'''

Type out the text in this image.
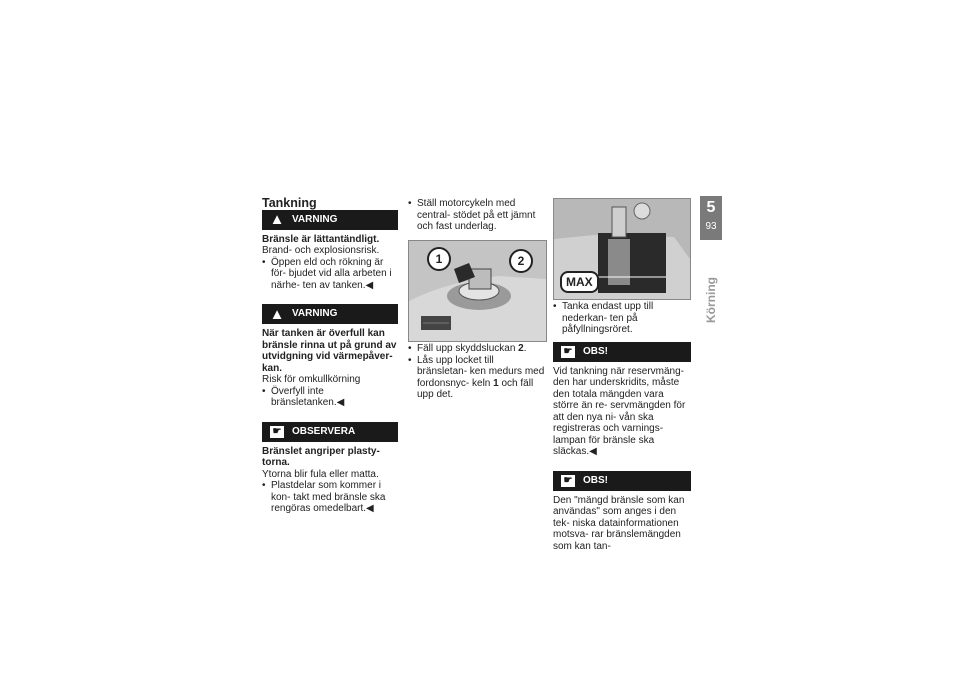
Tankning

▲ VARNING

Bränsle är lättantändligt.

Brand- och explosionsrisk.

• Öppen eld och rökning är för- bjudet vid alla arbeten i närhe- ten av tanken.◀
▲ VARNING

När tanken är överfull kan bränsle rinna ut på grund av utvidgning vid värmepåver- kan.

Risk för omkullkörning

• Överfyll inte bränsletanken.◀
☛ OBSERVERA

Bränslet angriper plasty- torna.

Ytorna blir fula eller matta.

• Plastdelar som kommer i kon- takt med bränsle ska rengöras omedelbart.◀
• Ställ motorcykeln med central- stödet på ett jämnt och fast underlag.
1	2
• Fäll upp skyddsluckan 2.
• Lås upp locket till bränsletan- ken medurs med fordonsnyc- keln 1 och fäll upp det.
MAX
• Tanka endast upp till nederkan- ten på påfyllningsröret.
☛ OBS!

Vid tankning när reservmäng- den har underskridits, måste den totala mängden vara större än re- servmängden för att den nya ni- vån ska registreras och varnings- lampan för bränsle ska släckas.◀

☛ OBS!

Den "mängd bränsle som kan användas" som anges i den tek- niska datainformationen motsva- rar bränslemängden som kan tan-

5
93
Körning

'''

DIRECTIONS:
Restate the listing above word for word, and skip the pictures.

COMPLETED EXERCISE:
Type out the text in this image.
Tankning

▲ VARNING

Bränsle är lättantändligt.

Brand- och explosionsrisk.

• Öppen eld och rökning är för- bjudet vid alla arbeten i närhe- ten av tanken.◀
▲ VARNING

När tanken är överfull kan bränsle rinna ut på grund av utvidgning vid värmepåver- kan.

Risk för omkullkörning

• Överfyll inte bränsletanken.◀
☛ OBSERVERA

Bränslet angriper plasty- torna.

Ytorna blir fula eller matta.

• Plastdelar som kommer i kon- takt med bränsle ska rengöras omedelbart.◀
• Ställ motorcykeln med central- stödet på ett jämnt och fast underlag.
1	2
• Fäll upp skyddsluckan 2.
• Lås upp locket till bränsletan- ken medurs med fordonsnyc- keln 1 och fäll upp det.
MAX
• Tanka endast upp till nederkan- ten på påfyllningsröret.
☛ OBS!

Vid tankning när reservmäng- den har underskridits, måste den totala mängden vara större än re- servmängden för att den nya ni- vån ska registreras och varnings- lampan för bränsle ska släckas.◀

☛ OBS!

Den "mängd bränsle som kan användas" som anges i den tek- niska datainformationen motsva- rar bränslemängden som kan tan-

5
93
Körning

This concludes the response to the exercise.